# Instruction
Show each line of the data below that has the string "JSON" in it.

# Rows
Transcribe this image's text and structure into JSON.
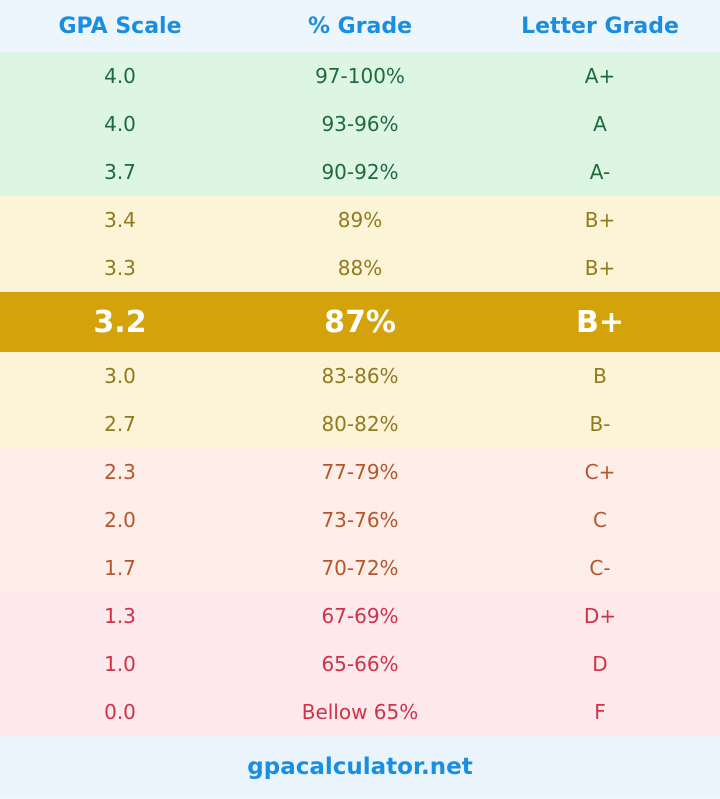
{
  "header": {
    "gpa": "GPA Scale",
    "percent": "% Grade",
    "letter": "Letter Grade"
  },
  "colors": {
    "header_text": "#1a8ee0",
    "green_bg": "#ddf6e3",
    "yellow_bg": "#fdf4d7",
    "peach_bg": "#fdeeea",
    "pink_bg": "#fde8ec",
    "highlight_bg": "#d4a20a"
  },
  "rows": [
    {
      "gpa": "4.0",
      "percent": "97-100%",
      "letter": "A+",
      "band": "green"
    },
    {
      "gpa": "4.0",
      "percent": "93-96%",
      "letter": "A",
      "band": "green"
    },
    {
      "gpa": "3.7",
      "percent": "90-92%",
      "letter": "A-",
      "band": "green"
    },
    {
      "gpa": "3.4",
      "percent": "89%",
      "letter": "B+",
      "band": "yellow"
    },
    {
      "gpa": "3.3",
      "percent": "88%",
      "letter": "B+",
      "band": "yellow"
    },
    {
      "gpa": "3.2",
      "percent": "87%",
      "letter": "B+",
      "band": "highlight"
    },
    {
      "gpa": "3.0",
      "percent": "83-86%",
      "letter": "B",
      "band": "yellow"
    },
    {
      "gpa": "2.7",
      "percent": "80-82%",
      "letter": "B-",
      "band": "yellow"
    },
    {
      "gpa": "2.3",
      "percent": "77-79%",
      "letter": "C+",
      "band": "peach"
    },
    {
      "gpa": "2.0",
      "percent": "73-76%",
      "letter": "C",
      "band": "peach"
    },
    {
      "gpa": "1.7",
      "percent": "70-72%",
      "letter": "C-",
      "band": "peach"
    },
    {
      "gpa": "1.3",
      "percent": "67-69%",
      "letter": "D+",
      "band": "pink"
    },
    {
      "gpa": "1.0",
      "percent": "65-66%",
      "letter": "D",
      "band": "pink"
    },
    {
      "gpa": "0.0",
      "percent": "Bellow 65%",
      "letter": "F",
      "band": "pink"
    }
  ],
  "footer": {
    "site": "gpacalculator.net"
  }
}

--

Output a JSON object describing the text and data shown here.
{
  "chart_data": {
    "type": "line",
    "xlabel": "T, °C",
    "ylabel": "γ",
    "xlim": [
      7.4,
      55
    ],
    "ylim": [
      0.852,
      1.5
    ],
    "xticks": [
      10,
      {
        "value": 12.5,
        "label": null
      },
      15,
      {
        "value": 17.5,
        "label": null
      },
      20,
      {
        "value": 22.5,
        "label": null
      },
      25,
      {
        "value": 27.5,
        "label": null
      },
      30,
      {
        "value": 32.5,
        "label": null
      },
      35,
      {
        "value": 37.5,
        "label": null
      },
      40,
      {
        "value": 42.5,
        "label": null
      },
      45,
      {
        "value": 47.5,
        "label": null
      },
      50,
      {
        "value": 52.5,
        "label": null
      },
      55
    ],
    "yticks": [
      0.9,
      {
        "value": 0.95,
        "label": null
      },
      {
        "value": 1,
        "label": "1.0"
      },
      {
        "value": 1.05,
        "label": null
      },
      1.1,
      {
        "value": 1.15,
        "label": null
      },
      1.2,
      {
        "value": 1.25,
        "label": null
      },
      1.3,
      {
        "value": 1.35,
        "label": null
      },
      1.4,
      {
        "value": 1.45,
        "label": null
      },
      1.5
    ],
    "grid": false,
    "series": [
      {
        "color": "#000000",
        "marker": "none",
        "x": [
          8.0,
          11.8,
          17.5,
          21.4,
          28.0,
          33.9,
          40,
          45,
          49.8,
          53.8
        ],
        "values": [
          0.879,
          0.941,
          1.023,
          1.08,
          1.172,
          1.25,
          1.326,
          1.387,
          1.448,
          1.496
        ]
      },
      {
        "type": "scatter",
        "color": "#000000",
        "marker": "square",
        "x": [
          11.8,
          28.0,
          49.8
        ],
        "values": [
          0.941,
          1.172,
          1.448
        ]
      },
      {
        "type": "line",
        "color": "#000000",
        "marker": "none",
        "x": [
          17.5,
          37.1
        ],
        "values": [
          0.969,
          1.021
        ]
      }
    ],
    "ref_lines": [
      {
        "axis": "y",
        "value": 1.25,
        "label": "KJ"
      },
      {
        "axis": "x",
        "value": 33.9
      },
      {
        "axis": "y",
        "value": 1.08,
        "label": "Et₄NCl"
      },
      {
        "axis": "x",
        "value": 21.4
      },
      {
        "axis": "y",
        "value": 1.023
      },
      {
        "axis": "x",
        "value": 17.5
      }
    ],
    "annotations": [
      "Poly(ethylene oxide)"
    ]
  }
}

# Expected answer
Transcribe this image's text and structure into JSON.
Output a JSON object describing the text and data shown here.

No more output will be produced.